━━ Given data ━━

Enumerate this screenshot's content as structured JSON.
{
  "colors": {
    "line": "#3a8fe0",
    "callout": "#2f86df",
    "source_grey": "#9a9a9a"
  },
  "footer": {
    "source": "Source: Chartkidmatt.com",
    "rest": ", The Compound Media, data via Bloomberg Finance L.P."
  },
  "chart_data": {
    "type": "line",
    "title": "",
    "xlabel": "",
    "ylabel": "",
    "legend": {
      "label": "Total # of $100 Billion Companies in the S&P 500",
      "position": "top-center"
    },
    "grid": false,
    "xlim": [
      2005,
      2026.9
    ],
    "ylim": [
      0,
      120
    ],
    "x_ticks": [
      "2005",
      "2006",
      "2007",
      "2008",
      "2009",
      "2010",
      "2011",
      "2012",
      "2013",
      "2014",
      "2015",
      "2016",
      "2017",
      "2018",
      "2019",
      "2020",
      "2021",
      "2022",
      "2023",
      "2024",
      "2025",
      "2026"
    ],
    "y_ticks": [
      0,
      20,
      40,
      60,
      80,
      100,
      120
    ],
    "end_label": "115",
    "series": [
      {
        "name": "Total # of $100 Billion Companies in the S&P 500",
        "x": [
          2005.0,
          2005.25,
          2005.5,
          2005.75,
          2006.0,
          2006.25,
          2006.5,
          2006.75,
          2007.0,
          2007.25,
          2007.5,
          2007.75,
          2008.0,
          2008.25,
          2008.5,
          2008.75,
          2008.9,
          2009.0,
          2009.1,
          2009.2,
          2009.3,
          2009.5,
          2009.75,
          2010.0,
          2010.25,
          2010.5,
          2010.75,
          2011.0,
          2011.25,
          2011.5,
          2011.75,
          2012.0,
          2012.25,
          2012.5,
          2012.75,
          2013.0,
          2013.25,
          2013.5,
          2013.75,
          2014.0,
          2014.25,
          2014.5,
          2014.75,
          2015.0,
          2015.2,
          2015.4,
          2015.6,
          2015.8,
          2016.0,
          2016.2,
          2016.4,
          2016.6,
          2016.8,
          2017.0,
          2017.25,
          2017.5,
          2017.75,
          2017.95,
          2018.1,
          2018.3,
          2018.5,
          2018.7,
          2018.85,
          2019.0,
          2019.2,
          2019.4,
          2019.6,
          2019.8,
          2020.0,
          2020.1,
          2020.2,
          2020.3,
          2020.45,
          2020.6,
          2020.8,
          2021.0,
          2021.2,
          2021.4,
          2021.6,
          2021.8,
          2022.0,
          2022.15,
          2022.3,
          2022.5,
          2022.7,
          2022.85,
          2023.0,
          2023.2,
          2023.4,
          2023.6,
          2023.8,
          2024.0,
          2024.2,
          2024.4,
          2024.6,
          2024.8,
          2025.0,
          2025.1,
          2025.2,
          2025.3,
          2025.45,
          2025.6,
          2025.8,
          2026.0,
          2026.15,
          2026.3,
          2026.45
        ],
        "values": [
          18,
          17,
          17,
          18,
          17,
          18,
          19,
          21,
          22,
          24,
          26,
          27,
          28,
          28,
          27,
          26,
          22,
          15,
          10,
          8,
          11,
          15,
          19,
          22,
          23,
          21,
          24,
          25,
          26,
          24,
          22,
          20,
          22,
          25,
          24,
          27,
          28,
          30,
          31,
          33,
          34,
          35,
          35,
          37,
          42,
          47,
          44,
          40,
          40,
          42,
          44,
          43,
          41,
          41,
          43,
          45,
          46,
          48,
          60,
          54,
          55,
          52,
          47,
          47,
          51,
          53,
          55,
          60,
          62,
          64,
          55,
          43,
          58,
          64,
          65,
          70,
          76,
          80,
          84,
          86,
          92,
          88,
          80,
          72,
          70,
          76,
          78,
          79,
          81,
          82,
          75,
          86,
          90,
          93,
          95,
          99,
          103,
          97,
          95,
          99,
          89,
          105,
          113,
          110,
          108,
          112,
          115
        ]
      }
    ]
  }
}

━━━

Task to carry out:
Wherever "Total" shows up in a line, copy that line.

Result of the exercise:
      "label": "Total # of $100 Billion Companies in the S&P 500",
        "name": "Total # of $100 Billion Companies in the S&P 500",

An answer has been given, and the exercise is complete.